Page content records:
----

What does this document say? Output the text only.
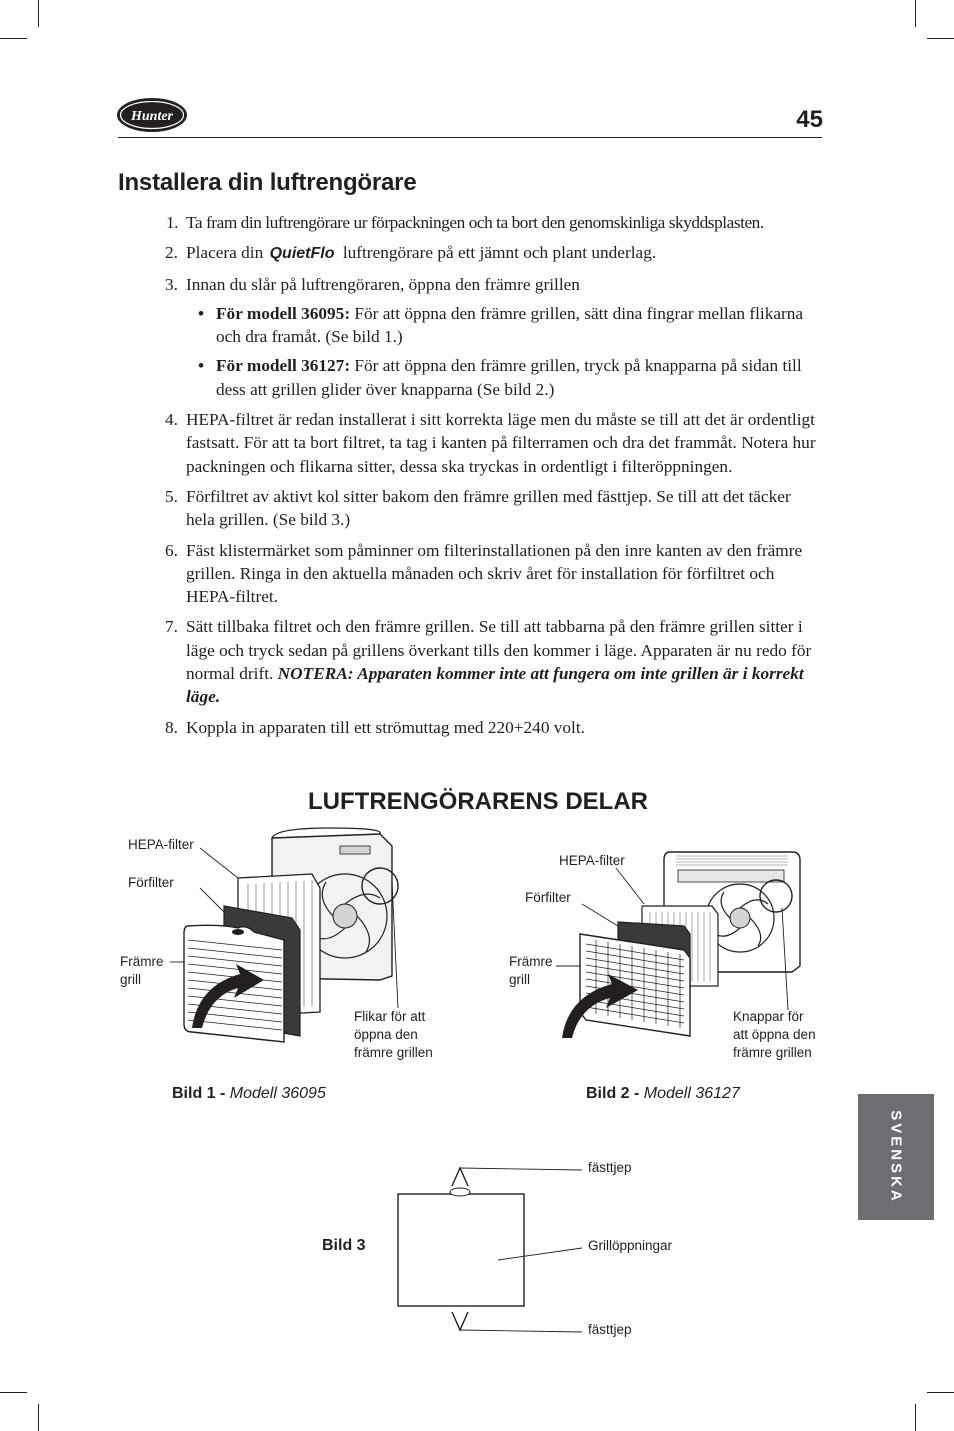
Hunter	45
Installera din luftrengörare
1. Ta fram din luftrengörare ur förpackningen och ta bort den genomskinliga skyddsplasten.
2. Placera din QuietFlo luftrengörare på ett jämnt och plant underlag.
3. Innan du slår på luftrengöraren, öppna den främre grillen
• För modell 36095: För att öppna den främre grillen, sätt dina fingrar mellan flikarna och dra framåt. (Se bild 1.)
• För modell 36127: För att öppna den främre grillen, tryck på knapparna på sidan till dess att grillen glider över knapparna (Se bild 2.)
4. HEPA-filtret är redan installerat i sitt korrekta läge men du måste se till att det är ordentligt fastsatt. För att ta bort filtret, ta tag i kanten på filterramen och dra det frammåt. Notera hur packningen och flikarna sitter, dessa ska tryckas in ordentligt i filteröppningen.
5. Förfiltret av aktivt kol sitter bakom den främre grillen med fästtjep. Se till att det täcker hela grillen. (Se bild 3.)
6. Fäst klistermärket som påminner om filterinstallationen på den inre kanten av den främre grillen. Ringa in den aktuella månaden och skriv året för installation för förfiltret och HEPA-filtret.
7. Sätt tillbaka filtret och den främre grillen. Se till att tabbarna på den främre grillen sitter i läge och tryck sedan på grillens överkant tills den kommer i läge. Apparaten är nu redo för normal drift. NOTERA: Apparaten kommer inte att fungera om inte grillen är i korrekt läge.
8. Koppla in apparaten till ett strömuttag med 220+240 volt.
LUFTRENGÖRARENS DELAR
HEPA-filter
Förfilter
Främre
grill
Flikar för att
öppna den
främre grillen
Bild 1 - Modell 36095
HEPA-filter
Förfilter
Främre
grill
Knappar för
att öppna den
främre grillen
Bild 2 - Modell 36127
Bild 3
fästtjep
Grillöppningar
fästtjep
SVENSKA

----

* [Exercise]:
Print all records word for word, no images.

* [Response for this exercise]:
What does this document say? Output the text only.
Hunter	45
Installera din luftrengörare
1. Ta fram din luftrengörare ur förpackningen och ta bort den genomskinliga skyddsplasten.
2. Placera din QuietFlo luftrengörare på ett jämnt och plant underlag.
3. Innan du slår på luftrengöraren, öppna den främre grillen
• För modell 36095: För att öppna den främre grillen, sätt dina fingrar mellan flikarna och dra framåt. (Se bild 1.)
• För modell 36127: För att öppna den främre grillen, tryck på knapparna på sidan till dess att grillen glider över knapparna (Se bild 2.)
4. HEPA-filtret är redan installerat i sitt korrekta läge men du måste se till att det är ordentligt fastsatt. För att ta bort filtret, ta tag i kanten på filterramen och dra det frammåt. Notera hur packningen och flikarna sitter, dessa ska tryckas in ordentligt i filteröppningen.
5. Förfiltret av aktivt kol sitter bakom den främre grillen med fästtjep. Se till att det täcker hela grillen. (Se bild 3.)
6. Fäst klistermärket som påminner om filterinstallationen på den inre kanten av den främre grillen. Ringa in den aktuella månaden och skriv året för installation för förfiltret och HEPA-filtret.
7. Sätt tillbaka filtret och den främre grillen. Se till att tabbarna på den främre grillen sitter i läge och tryck sedan på grillens överkant tills den kommer i läge. Apparaten är nu redo för normal drift. NOTERA: Apparaten kommer inte att fungera om inte grillen är i korrekt läge.
8. Koppla in apparaten till ett strömuttag med 220+240 volt.
LUFTRENGÖRARENS DELAR
HEPA-filter
Förfilter
Främre
grill
Flikar för att
öppna den
främre grillen
Bild 1 - Modell 36095
HEPA-filter
Förfilter
Främre
grill
Knappar för
att öppna den
främre grillen
Bild 2 - Modell 36127
Bild 3
fästtjep
Grillöppningar
fästtjep
SVENSKA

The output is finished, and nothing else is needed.